Begin Task data
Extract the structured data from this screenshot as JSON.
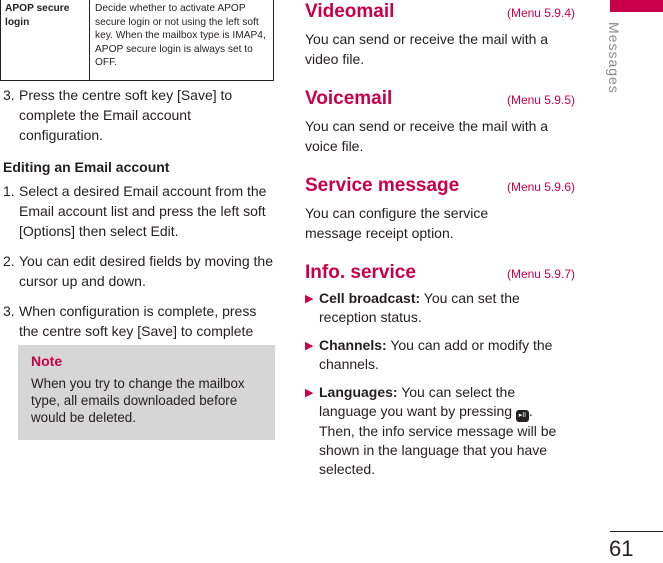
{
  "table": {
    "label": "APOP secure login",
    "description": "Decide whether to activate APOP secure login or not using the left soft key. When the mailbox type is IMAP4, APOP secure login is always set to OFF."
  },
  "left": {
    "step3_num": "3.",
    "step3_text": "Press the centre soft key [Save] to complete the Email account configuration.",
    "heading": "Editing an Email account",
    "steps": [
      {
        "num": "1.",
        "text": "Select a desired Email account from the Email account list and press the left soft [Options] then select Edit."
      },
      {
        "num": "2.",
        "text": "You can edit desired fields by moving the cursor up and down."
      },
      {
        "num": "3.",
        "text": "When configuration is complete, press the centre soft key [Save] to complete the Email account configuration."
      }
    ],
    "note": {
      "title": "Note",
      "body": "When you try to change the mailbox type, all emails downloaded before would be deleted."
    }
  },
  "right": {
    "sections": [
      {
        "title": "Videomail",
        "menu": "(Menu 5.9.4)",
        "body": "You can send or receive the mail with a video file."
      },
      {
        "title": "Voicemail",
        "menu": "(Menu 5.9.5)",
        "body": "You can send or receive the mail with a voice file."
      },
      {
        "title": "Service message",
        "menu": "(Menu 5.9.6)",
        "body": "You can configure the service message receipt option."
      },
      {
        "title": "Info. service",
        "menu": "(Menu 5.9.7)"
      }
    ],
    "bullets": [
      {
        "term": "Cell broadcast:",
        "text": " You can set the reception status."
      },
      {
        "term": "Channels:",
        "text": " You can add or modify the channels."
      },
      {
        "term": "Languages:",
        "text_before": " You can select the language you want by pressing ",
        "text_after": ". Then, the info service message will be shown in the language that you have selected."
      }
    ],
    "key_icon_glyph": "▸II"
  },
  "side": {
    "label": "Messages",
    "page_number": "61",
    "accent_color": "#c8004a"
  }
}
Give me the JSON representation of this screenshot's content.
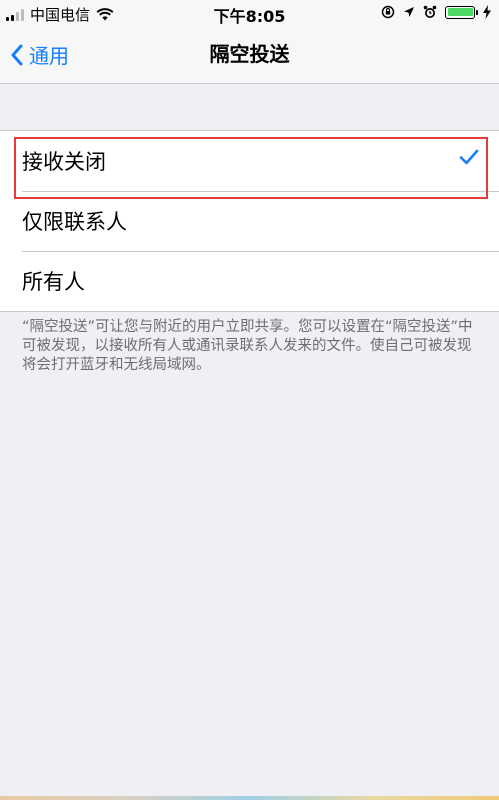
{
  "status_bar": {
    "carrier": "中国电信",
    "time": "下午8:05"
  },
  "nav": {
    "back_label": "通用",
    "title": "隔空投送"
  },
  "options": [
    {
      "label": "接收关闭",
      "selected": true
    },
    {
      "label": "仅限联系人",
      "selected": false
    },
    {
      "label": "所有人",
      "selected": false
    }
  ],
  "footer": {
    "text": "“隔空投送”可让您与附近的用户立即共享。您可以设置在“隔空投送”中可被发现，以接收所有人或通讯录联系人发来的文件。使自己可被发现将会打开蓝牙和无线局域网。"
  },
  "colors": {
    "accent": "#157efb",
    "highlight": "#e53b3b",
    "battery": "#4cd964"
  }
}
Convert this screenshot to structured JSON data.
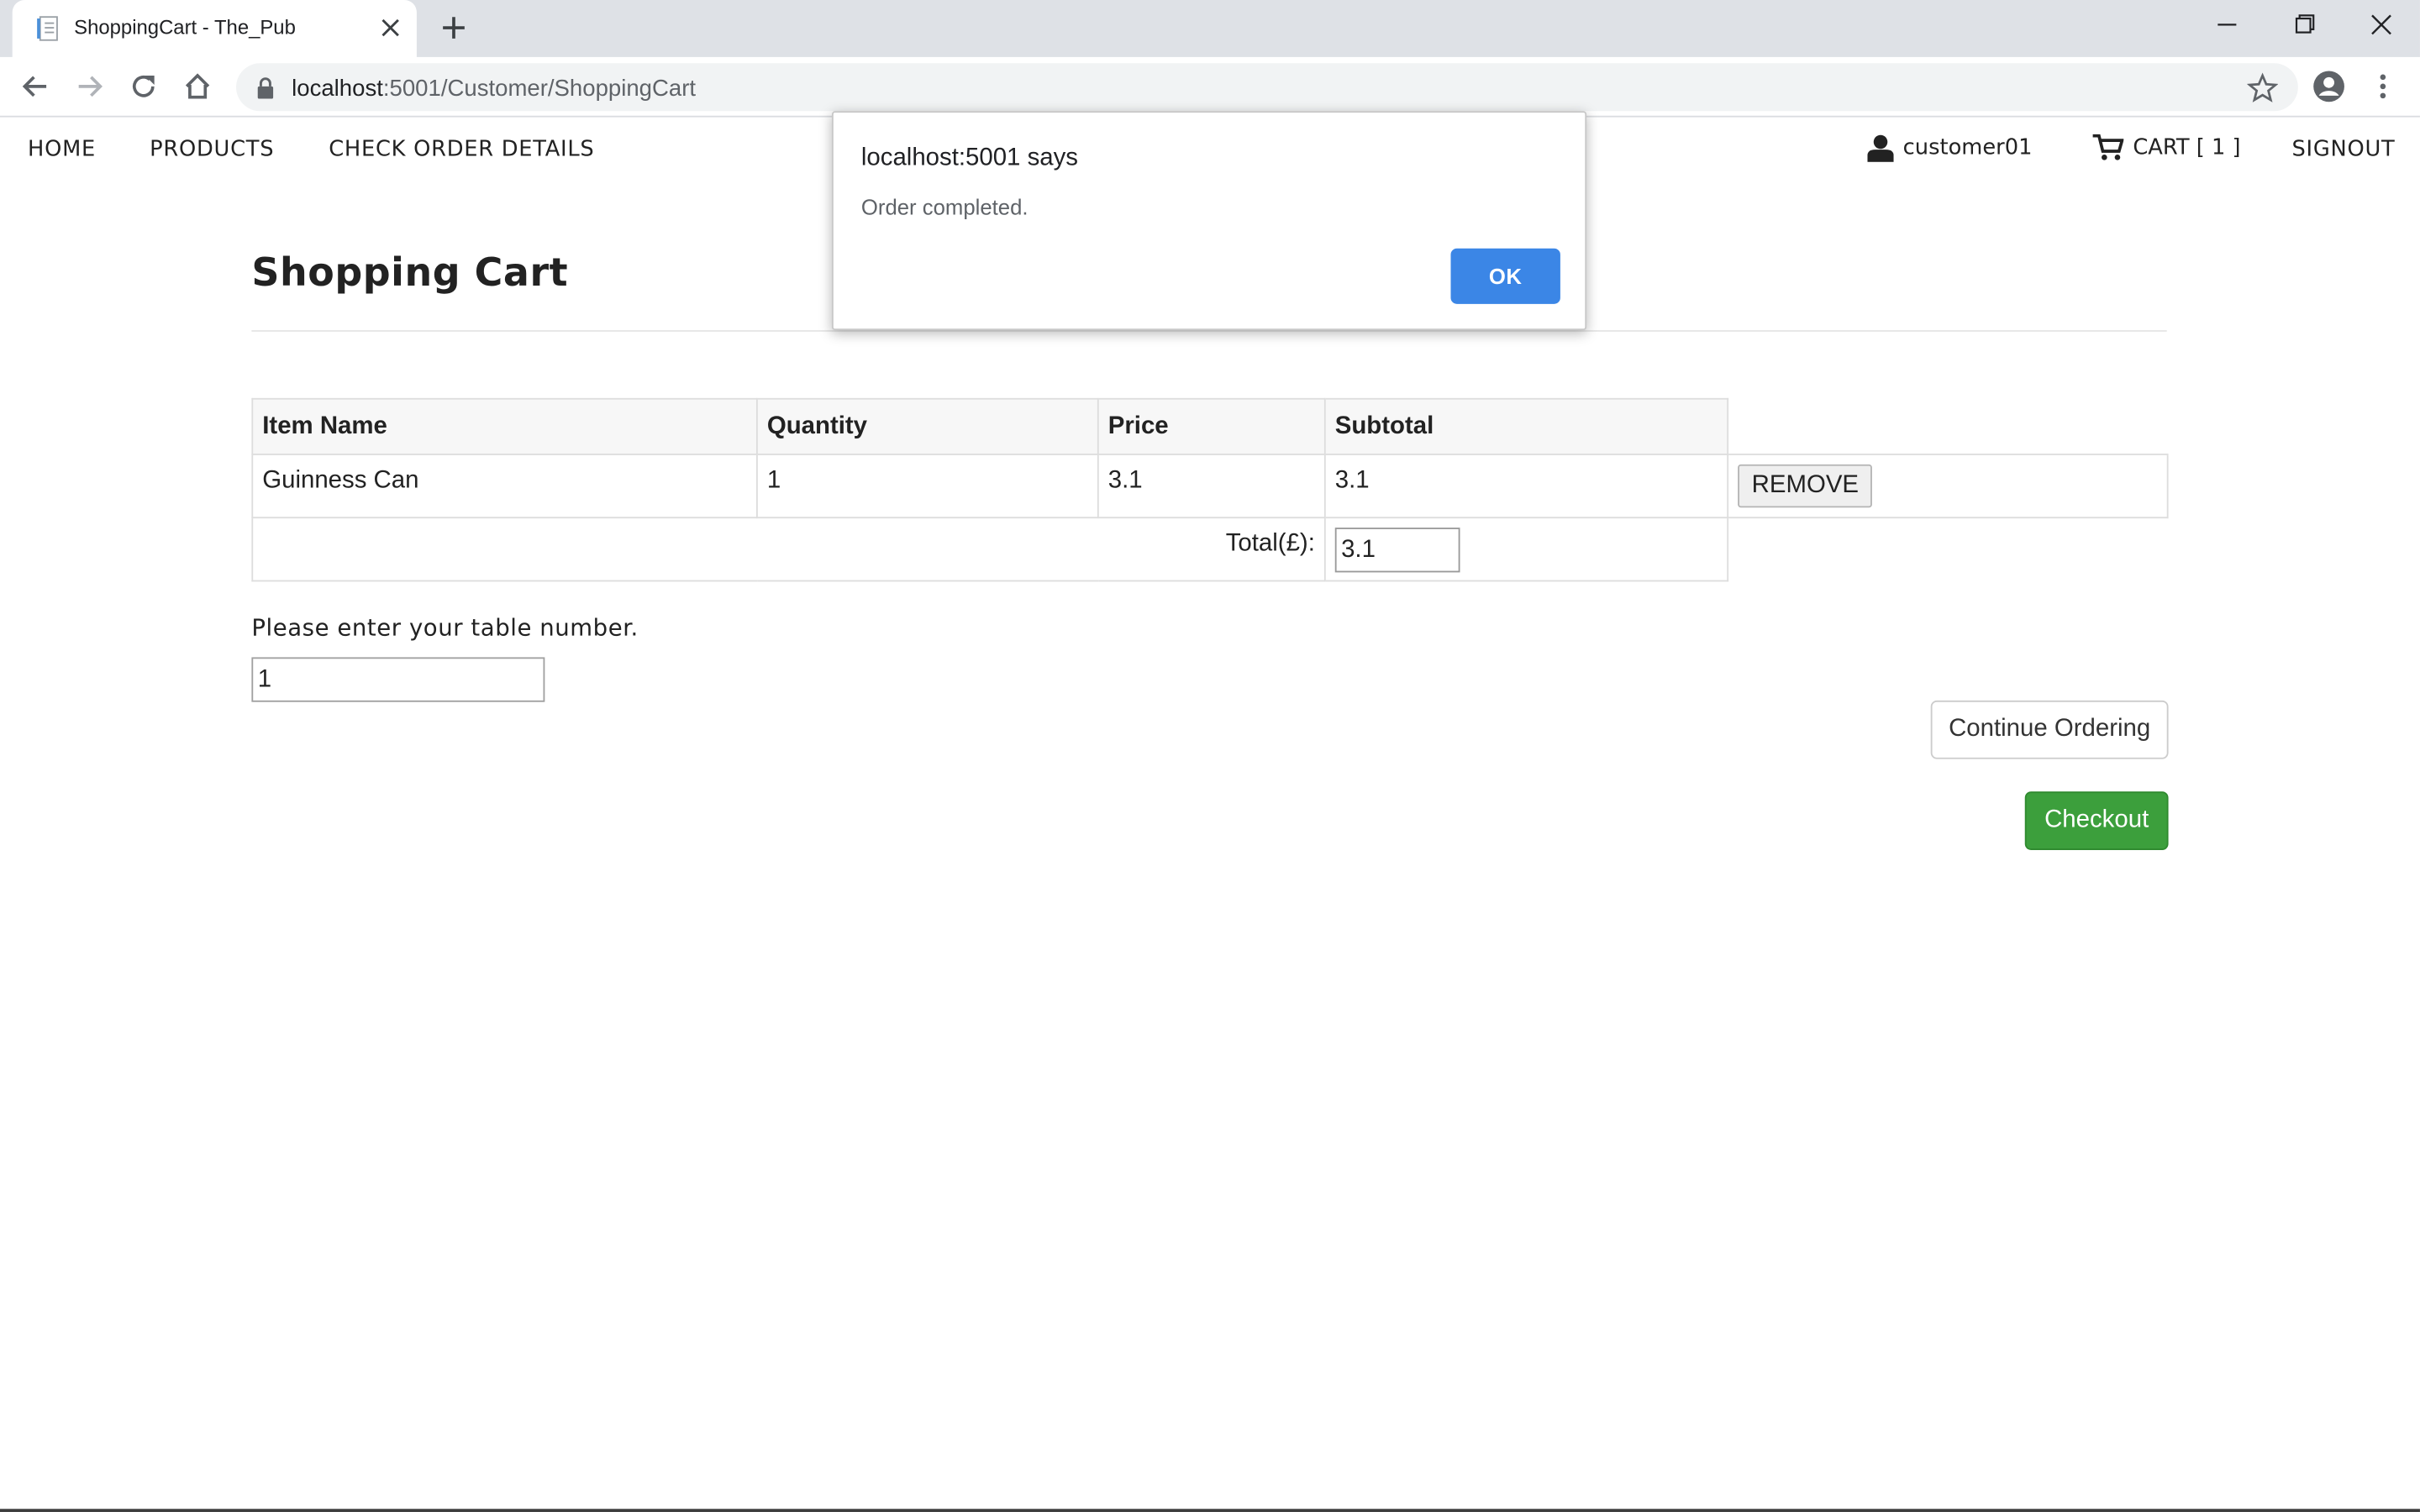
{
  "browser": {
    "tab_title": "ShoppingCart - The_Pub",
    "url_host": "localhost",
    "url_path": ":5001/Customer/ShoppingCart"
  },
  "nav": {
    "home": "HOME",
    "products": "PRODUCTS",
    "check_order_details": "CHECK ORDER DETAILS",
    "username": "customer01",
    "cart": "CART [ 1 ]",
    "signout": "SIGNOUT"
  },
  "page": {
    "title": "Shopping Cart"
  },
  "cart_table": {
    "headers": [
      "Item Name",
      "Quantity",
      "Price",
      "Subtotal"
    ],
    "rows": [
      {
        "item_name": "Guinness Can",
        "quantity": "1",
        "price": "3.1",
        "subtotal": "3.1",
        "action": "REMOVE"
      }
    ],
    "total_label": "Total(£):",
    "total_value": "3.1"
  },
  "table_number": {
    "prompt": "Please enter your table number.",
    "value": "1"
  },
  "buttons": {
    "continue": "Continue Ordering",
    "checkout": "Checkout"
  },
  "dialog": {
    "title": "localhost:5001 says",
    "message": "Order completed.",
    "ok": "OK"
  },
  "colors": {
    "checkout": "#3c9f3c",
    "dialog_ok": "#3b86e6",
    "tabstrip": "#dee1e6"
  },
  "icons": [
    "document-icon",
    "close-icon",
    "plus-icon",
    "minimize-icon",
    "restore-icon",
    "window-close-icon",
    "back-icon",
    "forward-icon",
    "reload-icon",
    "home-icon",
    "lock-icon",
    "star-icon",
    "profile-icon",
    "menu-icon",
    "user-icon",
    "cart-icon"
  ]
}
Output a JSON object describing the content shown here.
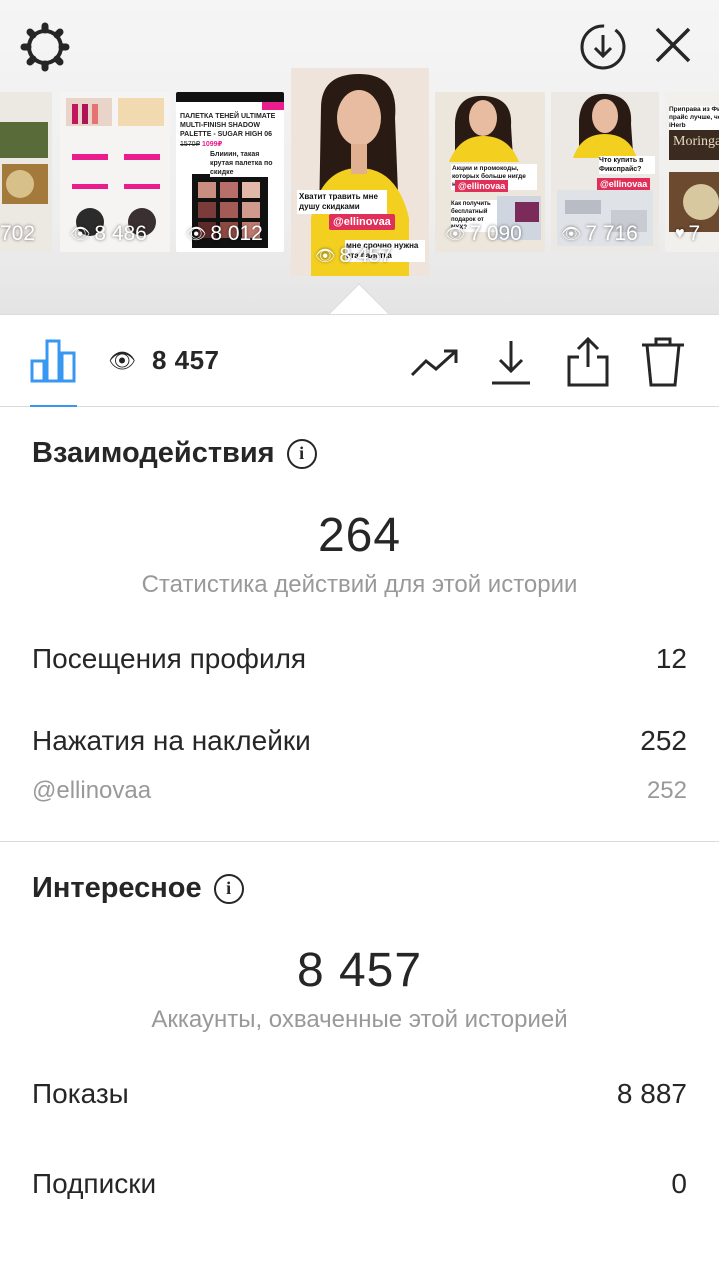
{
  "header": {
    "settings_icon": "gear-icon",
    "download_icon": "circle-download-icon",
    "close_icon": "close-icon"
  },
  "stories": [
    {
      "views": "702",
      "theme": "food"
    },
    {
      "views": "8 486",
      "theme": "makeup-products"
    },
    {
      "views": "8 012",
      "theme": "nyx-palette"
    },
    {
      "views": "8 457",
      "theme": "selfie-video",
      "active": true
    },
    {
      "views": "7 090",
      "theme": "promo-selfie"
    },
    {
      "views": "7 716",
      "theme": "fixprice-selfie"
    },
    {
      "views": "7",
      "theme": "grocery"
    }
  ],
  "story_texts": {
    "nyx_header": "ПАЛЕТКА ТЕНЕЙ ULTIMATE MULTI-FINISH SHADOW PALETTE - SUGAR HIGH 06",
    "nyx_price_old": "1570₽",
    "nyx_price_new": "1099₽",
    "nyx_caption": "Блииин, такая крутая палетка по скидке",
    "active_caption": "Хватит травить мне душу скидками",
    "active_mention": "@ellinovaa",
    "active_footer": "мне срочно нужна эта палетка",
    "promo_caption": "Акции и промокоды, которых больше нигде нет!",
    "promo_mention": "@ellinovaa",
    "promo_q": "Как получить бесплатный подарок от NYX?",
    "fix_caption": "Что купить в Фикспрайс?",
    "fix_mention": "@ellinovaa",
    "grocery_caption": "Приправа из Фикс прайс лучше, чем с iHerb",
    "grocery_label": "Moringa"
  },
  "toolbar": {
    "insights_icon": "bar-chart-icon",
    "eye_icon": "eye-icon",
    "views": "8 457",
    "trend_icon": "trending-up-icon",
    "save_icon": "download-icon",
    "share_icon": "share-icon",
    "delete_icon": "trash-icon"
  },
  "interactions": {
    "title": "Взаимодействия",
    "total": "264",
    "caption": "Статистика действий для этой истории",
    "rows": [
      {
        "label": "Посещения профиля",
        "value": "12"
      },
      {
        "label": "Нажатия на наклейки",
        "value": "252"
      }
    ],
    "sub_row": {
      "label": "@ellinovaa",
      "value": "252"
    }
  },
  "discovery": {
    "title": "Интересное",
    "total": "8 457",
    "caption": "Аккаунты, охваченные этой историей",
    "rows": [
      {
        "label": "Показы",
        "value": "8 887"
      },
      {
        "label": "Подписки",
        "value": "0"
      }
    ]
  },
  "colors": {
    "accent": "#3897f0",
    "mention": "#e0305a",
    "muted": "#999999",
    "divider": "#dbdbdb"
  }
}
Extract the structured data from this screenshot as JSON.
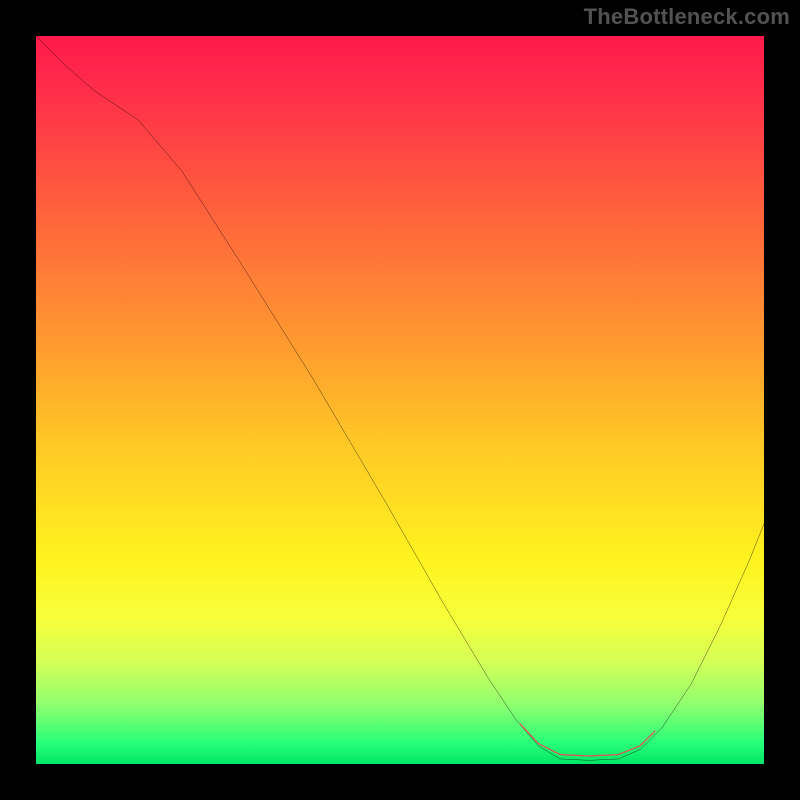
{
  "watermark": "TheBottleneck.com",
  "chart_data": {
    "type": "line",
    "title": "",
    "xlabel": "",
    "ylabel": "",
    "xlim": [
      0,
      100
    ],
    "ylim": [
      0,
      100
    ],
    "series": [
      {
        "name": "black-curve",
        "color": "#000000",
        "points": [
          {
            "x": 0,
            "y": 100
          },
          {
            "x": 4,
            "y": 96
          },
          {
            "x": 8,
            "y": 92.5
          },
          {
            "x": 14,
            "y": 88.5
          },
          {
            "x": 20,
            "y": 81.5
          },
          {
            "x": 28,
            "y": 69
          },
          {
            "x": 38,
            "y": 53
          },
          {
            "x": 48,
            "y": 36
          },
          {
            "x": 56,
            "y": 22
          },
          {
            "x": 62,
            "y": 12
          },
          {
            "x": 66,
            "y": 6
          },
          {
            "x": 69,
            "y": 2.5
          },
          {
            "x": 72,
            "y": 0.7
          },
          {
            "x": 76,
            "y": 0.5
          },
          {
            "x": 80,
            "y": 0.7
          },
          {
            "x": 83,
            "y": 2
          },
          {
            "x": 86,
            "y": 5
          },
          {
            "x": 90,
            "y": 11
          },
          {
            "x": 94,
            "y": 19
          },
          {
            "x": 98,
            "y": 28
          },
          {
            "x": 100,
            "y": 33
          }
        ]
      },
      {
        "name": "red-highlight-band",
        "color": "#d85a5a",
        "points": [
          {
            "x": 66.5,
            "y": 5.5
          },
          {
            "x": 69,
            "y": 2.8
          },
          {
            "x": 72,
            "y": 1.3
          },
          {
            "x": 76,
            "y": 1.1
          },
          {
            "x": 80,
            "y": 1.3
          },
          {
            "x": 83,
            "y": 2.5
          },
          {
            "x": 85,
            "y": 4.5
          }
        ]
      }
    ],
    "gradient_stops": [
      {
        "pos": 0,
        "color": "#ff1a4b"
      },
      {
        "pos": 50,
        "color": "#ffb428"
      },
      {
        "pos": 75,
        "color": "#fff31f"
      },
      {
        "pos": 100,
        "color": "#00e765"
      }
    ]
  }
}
End Task data
▶ Task details: Set out every line from the material that contains the string "JSON".

▶ Answer below:
Extract the structured data from this screenshot as JSON.
Give me the JSON representation of this screenshot's content.
Convert this screenshot to structured JSON data.
Output a JSON object describing the content shown here.
Extract the structured data from this screenshot as JSON.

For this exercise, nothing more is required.